(Recorded data)
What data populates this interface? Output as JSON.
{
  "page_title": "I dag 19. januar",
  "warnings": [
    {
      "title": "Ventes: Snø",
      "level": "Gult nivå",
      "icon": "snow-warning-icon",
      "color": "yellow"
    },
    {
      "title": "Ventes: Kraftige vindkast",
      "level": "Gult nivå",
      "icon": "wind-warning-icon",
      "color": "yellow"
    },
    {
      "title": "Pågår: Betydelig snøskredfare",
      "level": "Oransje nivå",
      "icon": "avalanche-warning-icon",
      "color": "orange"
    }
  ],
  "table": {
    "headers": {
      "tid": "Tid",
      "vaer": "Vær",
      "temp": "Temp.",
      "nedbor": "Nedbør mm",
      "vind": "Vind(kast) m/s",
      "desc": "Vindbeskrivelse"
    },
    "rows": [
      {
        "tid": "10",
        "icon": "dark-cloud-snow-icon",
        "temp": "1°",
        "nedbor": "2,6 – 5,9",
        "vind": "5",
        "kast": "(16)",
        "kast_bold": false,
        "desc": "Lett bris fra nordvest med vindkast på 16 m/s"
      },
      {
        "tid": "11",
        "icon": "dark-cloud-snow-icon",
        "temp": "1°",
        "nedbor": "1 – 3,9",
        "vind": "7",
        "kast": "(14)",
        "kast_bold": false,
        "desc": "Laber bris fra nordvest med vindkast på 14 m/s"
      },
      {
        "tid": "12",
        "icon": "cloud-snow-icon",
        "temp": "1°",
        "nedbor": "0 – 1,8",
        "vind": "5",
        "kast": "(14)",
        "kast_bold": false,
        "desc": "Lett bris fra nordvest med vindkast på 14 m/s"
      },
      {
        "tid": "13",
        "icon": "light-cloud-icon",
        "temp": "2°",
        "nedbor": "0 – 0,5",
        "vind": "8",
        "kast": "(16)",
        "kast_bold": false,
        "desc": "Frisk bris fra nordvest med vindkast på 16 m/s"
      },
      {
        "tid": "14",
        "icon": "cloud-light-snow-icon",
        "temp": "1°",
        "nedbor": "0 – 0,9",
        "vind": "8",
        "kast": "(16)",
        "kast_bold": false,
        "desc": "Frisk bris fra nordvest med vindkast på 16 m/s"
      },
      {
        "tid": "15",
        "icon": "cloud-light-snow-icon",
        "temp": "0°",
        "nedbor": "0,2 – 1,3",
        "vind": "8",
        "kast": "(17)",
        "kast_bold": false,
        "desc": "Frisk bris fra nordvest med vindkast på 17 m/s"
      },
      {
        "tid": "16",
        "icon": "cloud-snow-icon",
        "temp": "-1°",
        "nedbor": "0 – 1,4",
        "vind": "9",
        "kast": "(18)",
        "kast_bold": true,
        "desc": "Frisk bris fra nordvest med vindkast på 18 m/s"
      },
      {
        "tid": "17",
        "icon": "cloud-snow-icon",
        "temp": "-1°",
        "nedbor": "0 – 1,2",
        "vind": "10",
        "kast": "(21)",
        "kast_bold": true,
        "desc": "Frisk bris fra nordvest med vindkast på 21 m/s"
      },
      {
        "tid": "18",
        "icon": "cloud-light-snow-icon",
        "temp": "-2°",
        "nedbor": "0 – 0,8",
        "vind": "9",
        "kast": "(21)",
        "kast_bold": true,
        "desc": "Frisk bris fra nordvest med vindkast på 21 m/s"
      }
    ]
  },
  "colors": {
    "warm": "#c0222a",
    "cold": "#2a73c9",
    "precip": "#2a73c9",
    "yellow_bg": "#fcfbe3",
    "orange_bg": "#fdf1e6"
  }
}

Goal => Each of the records should be retyped exactly.

Written solution =>
What data populates this interface? Output as JSON.
{
  "page_title": "I dag 19. januar",
  "warnings": [
    {
      "title": "Ventes: Snø",
      "level": "Gult nivå",
      "icon": "snow-warning-icon",
      "color": "yellow"
    },
    {
      "title": "Ventes: Kraftige vindkast",
      "level": "Gult nivå",
      "icon": "wind-warning-icon",
      "color": "yellow"
    },
    {
      "title": "Pågår: Betydelig snøskredfare",
      "level": "Oransje nivå",
      "icon": "avalanche-warning-icon",
      "color": "orange"
    }
  ],
  "table": {
    "headers": {
      "tid": "Tid",
      "vaer": "Vær",
      "temp": "Temp.",
      "nedbor": "Nedbør mm",
      "vind": "Vind(kast) m/s",
      "desc": "Vindbeskrivelse"
    },
    "rows": [
      {
        "tid": "10",
        "icon": "dark-cloud-snow-icon",
        "temp": "1°",
        "nedbor": "2,6 – 5,9",
        "vind": "5",
        "kast": "(16)",
        "kast_bold": false,
        "desc": "Lett bris fra nordvest med vindkast på 16 m/s"
      },
      {
        "tid": "11",
        "icon": "dark-cloud-snow-icon",
        "temp": "1°",
        "nedbor": "1 – 3,9",
        "vind": "7",
        "kast": "(14)",
        "kast_bold": false,
        "desc": "Laber bris fra nordvest med vindkast på 14 m/s"
      },
      {
        "tid": "12",
        "icon": "cloud-snow-icon",
        "temp": "1°",
        "nedbor": "0 – 1,8",
        "vind": "5",
        "kast": "(14)",
        "kast_bold": false,
        "desc": "Lett bris fra nordvest med vindkast på 14 m/s"
      },
      {
        "tid": "13",
        "icon": "light-cloud-icon",
        "temp": "2°",
        "nedbor": "0 – 0,5",
        "vind": "8",
        "kast": "(16)",
        "kast_bold": false,
        "desc": "Frisk bris fra nordvest med vindkast på 16 m/s"
      },
      {
        "tid": "14",
        "icon": "cloud-light-snow-icon",
        "temp": "1°",
        "nedbor": "0 – 0,9",
        "vind": "8",
        "kast": "(16)",
        "kast_bold": false,
        "desc": "Frisk bris fra nordvest med vindkast på 16 m/s"
      },
      {
        "tid": "15",
        "icon": "cloud-light-snow-icon",
        "temp": "0°",
        "nedbor": "0,2 – 1,3",
        "vind": "8",
        "kast": "(17)",
        "kast_bold": false,
        "desc": "Frisk bris fra nordvest med vindkast på 17 m/s"
      },
      {
        "tid": "16",
        "icon": "cloud-snow-icon",
        "temp": "-1°",
        "nedbor": "0 – 1,4",
        "vind": "9",
        "kast": "(18)",
        "kast_bold": true,
        "desc": "Frisk bris fra nordvest med vindkast på 18 m/s"
      },
      {
        "tid": "17",
        "icon": "cloud-snow-icon",
        "temp": "-1°",
        "nedbor": "0 – 1,2",
        "vind": "10",
        "kast": "(21)",
        "kast_bold": true,
        "desc": "Frisk bris fra nordvest med vindkast på 21 m/s"
      },
      {
        "tid": "18",
        "icon": "cloud-light-snow-icon",
        "temp": "-2°",
        "nedbor": "0 – 0,8",
        "vind": "9",
        "kast": "(21)",
        "kast_bold": true,
        "desc": "Frisk bris fra nordvest med vindkast på 21 m/s"
      }
    ]
  },
  "colors": {
    "warm": "#c0222a",
    "cold": "#2a73c9",
    "precip": "#2a73c9",
    "yellow_bg": "#fcfbe3",
    "orange_bg": "#fdf1e6"
  }
}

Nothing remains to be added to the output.